[INSTRUCTIONS FOR THE TASK]
Write the data out again exactly, with no pictures.

[RECORD SET]

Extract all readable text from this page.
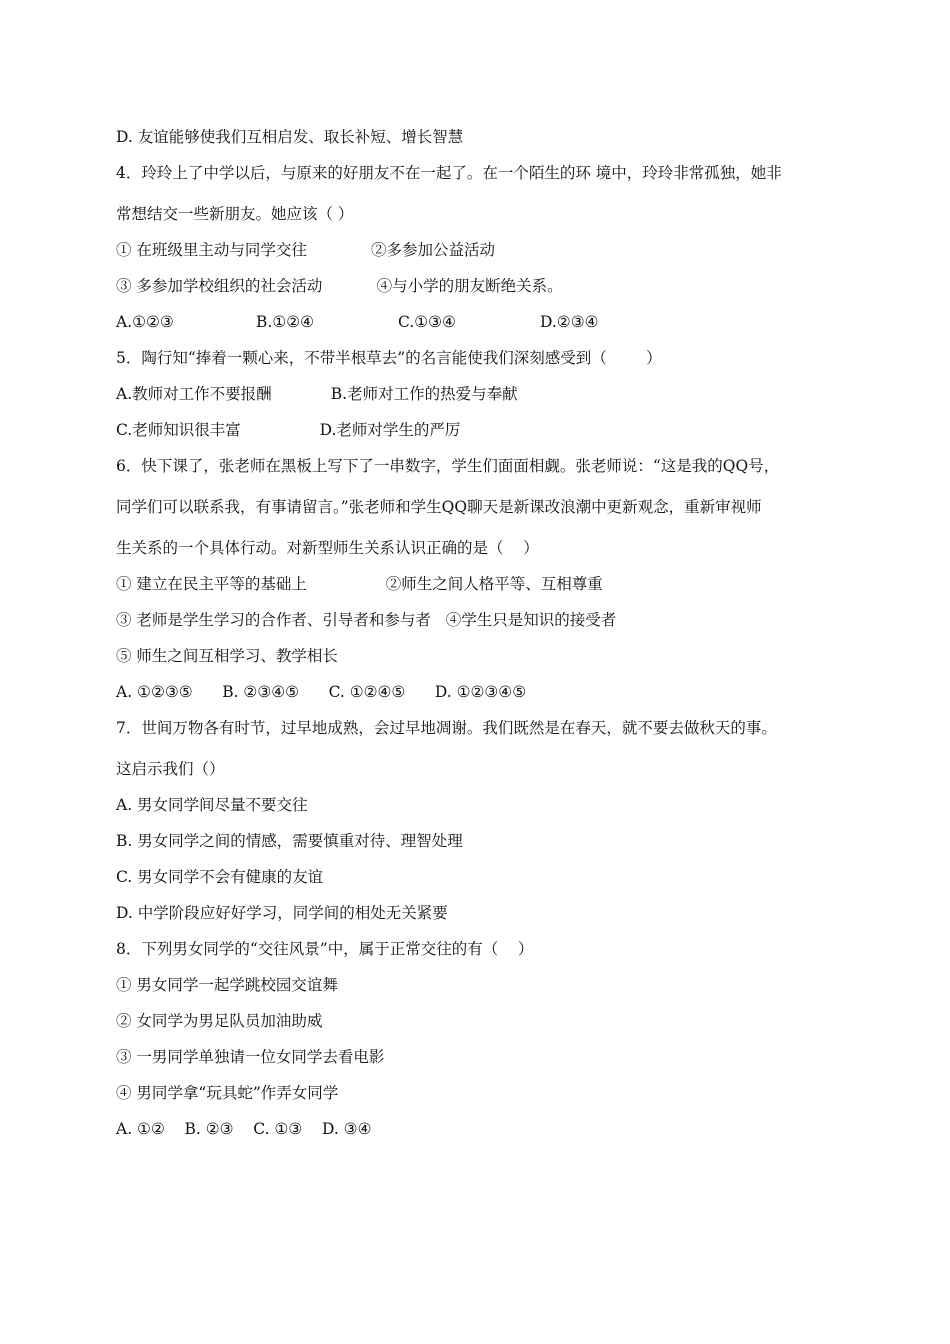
D. 友谊能够使我们互相启发、取长补短、增长智慧
4．玲玲上了中学以后，与原来的好朋友不在一起了。在一个陌生的环 境中，玲玲非常孤独，她非
常想结交一些新朋友。她应该（ ）
① 在班级里主动与同学交往             ②多参加公益活动
③ 多参加学校组织的社会活动           ④与小学的朋友断绝关系。
A.①②③	B.①②④	C.①③④	D.②③④
5．陶行知“捧着一颗心来，不带半根草去”的名言能使我们深刻感受到（        ）
A.教师对工作不要报酬            B.老师对工作的热爱与奉献
C.老师知识很丰富                D.老师对学生的严厉
6．快下课了，张老师在黑板上写下了一串数字，学生们面面相觑。张老师说：“这是我的QQ号，
同学们可以联系我，有事请留言。”张老师和学生QQ聊天是新课改浪潮中更新观念，重新审视师
生关系的一个具体行动。对新型师生关系认识正确的是（    ）
① 建立在民主平等的基础上                ②师生之间人格平等、互相尊重
③ 老师是学生学习的合作者、引导者和参与者   ④学生只是知识的接受者
⑤ 师生之间互相学习、教学相长
A. ①②③⑤      B. ②③④⑤      C. ①②④⑤      D. ①②③④⑤
7．世间万物各有时节，过早地成熟，会过早地凋谢。我们既然是在春天，就不要去做秋天的事。
这启示我们（）
A. 男女同学间尽量不要交往
B. 男女同学之间的情感，需要慎重对待、理智处理
C. 男女同学不会有健康的友谊
D. 中学阶段应好好学习，同学间的相处无关紧要
8．下列男女同学的“交往风景”中，属于正常交往的有（    ）
① 男女同学一起学跳校园交谊舞
② 女同学为男足队员加油助威
③ 一男同学单独请一位女同学去看电影
④ 男同学拿“玩具蛇”作弄女同学
A. ①②    B. ②③    C. ①③    D. ③④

[SOLUTION TO THE EXERCISE]
Extract all readable text from this page.
D. 友谊能够使我们互相启发、取长补短、增长智慧
4．玲玲上了中学以后，与原来的好朋友不在一起了。在一个陌生的环 境中，玲玲非常孤独，她非
常想结交一些新朋友。她应该（ ）
① 在班级里主动与同学交往             ②多参加公益活动
③ 多参加学校组织的社会活动           ④与小学的朋友断绝关系。
A.①②③	B.①②④	C.①③④	D.②③④
5．陶行知“捧着一颗心来，不带半根草去”的名言能使我们深刻感受到（        ）
A.教师对工作不要报酬            B.老师对工作的热爱与奉献
C.老师知识很丰富                D.老师对学生的严厉
6．快下课了，张老师在黑板上写下了一串数字，学生们面面相觑。张老师说：“这是我的QQ号，
同学们可以联系我，有事请留言。”张老师和学生QQ聊天是新课改浪潮中更新观念，重新审视师
生关系的一个具体行动。对新型师生关系认识正确的是（    ）
① 建立在民主平等的基础上                ②师生之间人格平等、互相尊重
③ 老师是学生学习的合作者、引导者和参与者   ④学生只是知识的接受者
⑤ 师生之间互相学习、教学相长
A. ①②③⑤      B. ②③④⑤      C. ①②④⑤      D. ①②③④⑤
7．世间万物各有时节，过早地成熟，会过早地凋谢。我们既然是在春天，就不要去做秋天的事。
这启示我们（）
A. 男女同学间尽量不要交往
B. 男女同学之间的情感，需要慎重对待、理智处理
C. 男女同学不会有健康的友谊
D. 中学阶段应好好学习，同学间的相处无关紧要
8．下列男女同学的“交往风景”中，属于正常交往的有（    ）
① 男女同学一起学跳校园交谊舞
② 女同学为男足队员加油助威
③ 一男同学单独请一位女同学去看电影
④ 男同学拿“玩具蛇”作弄女同学
A. ①②    B. ②③    C. ①③    D. ③④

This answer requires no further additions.